What is needed here is an exact copy of every entry.

============================================================

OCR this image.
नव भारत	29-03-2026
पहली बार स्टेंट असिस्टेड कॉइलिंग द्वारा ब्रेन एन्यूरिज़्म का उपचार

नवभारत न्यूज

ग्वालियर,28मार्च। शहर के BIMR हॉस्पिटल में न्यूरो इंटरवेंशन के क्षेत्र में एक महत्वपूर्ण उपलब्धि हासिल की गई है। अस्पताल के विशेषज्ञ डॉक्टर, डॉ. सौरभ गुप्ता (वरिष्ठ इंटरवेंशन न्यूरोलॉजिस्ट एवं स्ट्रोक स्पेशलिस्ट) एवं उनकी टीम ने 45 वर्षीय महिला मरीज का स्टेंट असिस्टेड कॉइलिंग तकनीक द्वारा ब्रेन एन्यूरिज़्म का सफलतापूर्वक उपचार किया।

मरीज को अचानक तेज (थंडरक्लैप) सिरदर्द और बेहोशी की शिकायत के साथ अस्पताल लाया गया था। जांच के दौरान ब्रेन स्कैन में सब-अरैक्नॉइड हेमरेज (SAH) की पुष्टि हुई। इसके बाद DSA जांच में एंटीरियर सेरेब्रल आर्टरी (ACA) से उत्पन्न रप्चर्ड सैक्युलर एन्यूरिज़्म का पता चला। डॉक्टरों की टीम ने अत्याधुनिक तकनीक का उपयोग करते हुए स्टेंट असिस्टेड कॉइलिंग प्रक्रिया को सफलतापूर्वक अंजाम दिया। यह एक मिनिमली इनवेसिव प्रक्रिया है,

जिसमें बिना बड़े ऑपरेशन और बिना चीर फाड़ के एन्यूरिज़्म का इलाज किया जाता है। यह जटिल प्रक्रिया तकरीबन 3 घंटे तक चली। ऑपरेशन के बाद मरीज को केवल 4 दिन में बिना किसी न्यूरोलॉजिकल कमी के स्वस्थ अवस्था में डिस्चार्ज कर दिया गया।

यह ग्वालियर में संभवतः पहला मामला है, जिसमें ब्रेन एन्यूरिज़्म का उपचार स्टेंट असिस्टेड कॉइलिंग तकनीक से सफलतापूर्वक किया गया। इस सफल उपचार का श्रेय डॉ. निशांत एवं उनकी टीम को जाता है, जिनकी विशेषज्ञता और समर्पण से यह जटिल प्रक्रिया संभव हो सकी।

============================================================

§ **EXERCISE RESPONSE**
OCR this image.
नव भारत	29-03-2026
पहली बार स्टेंट असिस्टेड कॉइलिंग द्वारा ब्रेन एन्यूरिज़्म का उपचार

नवभारत न्यूज

ग्वालियर,28मार्च। शहर के BIMR हॉस्पिटल में न्यूरो इंटरवेंशन के क्षेत्र में एक महत्वपूर्ण उपलब्धि हासिल की गई है। अस्पताल के विशेषज्ञ डॉक्टर, डॉ. सौरभ गुप्ता (वरिष्ठ इंटरवेंशन न्यूरोलॉजिस्ट एवं स्ट्रोक स्पेशलिस्ट) एवं उनकी टीम ने 45 वर्षीय महिला मरीज का स्टेंट असिस्टेड कॉइलिंग तकनीक द्वारा ब्रेन एन्यूरिज़्म का सफलतापूर्वक उपचार किया।

मरीज को अचानक तेज (थंडरक्लैप) सिरदर्द और बेहोशी की शिकायत के साथ अस्पताल लाया गया था। जांच के दौरान ब्रेन स्कैन में सब-अरैक्नॉइड हेमरेज (SAH) की पुष्टि हुई। इसके बाद DSA जांच में एंटीरियर सेरेब्रल आर्टरी (ACA) से उत्पन्न रप्चर्ड सैक्युलर एन्यूरिज़्म का पता चला। डॉक्टरों की टीम ने अत्याधुनिक तकनीक का उपयोग करते हुए स्टेंट असिस्टेड कॉइलिंग प्रक्रिया को सफलतापूर्वक अंजाम दिया। यह एक मिनिमली इनवेसिव प्रक्रिया है,

जिसमें बिना बड़े ऑपरेशन और बिना चीर फाड़ के एन्यूरिज़्म का इलाज किया जाता है। यह जटिल प्रक्रिया तकरीबन 3 घंटे तक चली। ऑपरेशन के बाद मरीज को केवल 4 दिन में बिना किसी न्यूरोलॉजिकल कमी के स्वस्थ अवस्था में डिस्चार्ज कर दिया गया।

यह ग्वालियर में संभवतः पहला मामला है, जिसमें ब्रेन एन्यूरिज़्म का उपचार स्टेंट असिस्टेड कॉइलिंग तकनीक से सफलतापूर्वक किया गया। इस सफल उपचार का श्रेय डॉ. निशांत एवं उनकी टीम को जाता है, जिनकी विशेषज्ञता और समर्पण से यह जटिल प्रक्रिया संभव हो सकी।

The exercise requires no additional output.